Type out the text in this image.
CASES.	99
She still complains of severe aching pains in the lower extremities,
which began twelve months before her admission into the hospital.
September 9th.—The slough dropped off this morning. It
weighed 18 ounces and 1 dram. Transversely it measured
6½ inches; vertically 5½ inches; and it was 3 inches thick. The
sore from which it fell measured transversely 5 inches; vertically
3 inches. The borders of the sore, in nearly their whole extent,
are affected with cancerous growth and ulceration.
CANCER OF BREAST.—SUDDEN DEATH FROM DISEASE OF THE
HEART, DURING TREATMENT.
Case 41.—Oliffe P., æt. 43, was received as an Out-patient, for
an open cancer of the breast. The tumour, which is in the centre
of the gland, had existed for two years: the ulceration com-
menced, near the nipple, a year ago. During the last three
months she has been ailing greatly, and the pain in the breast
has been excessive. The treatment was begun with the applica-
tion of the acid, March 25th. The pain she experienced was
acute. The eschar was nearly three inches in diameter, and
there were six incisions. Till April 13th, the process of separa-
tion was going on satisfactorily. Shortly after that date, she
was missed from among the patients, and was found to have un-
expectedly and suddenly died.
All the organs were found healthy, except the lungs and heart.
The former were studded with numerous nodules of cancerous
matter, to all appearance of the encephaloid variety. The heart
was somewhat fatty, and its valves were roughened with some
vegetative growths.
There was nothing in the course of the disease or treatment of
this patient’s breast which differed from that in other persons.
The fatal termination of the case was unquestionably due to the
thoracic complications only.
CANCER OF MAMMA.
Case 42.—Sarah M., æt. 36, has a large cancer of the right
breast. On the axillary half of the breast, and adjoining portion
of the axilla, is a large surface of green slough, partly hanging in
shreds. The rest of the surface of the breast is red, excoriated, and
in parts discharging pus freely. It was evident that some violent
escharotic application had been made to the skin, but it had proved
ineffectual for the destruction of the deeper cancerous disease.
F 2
...
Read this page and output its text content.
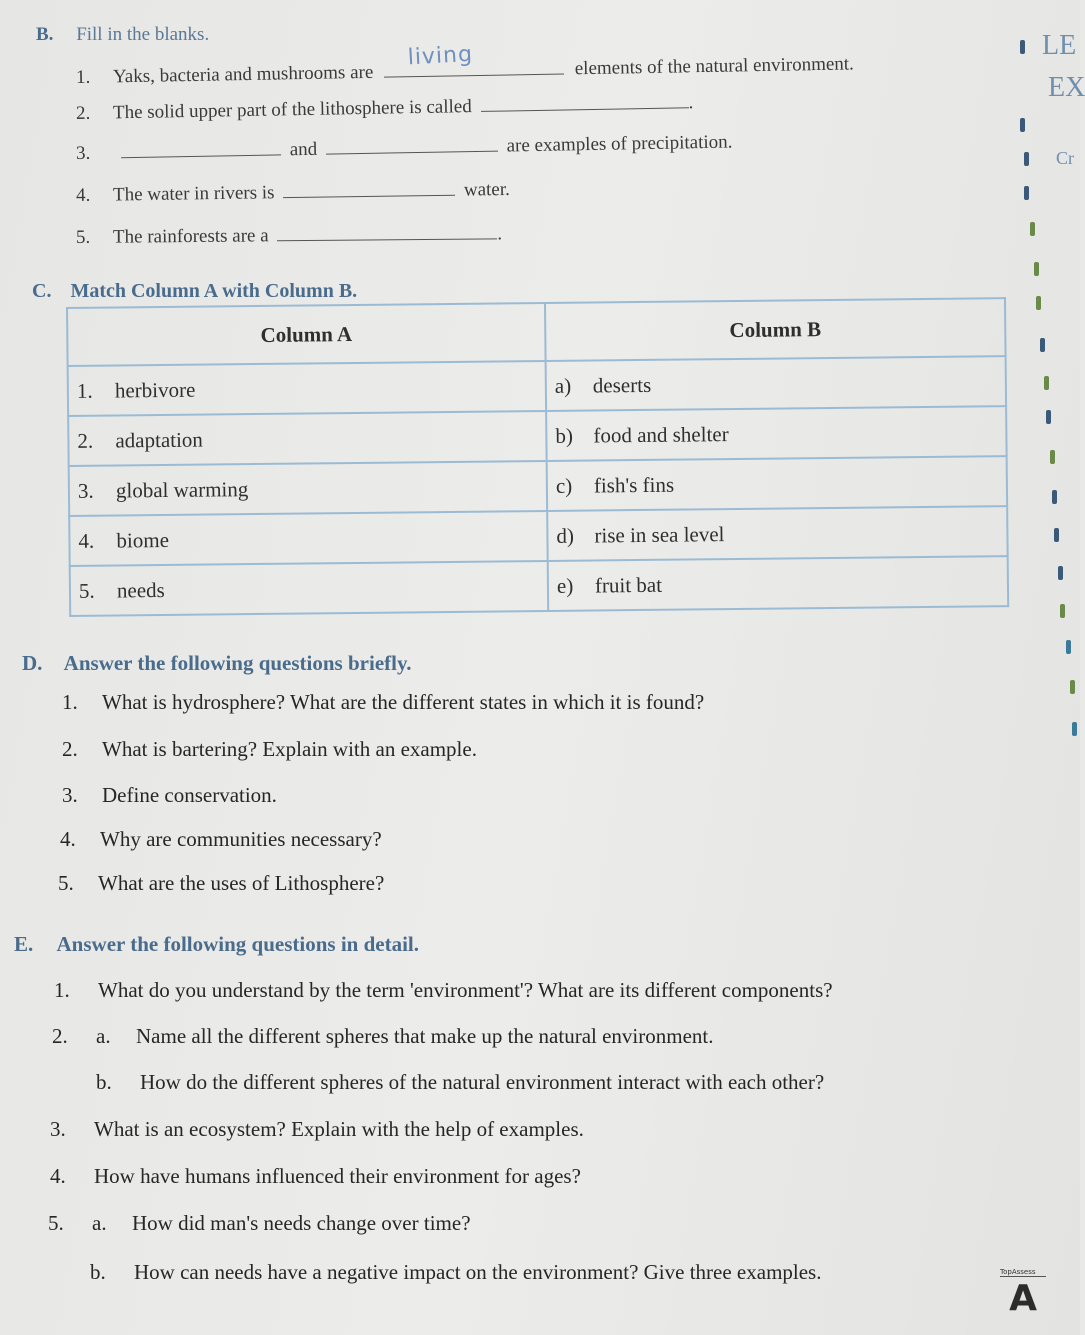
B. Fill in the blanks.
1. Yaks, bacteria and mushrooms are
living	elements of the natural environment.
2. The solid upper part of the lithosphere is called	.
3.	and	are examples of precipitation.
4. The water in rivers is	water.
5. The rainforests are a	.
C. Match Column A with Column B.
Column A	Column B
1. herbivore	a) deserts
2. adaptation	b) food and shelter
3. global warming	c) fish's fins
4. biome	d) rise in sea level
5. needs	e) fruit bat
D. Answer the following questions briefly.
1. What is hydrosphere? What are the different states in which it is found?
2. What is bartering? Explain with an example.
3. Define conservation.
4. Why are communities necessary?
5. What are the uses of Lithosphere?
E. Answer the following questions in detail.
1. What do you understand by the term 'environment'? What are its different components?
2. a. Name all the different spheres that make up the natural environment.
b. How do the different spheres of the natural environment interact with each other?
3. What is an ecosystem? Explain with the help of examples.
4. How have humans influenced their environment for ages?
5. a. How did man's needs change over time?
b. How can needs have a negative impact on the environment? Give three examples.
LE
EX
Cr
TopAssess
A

» TASK DETAILS
Go through the entries above and report every line in which the word "measured" appears.

» ANSWER SECTION
weighed 18 ounces and 1 dram. Transversely it measured
sore from which it fell measured transversely 5 inches; vertically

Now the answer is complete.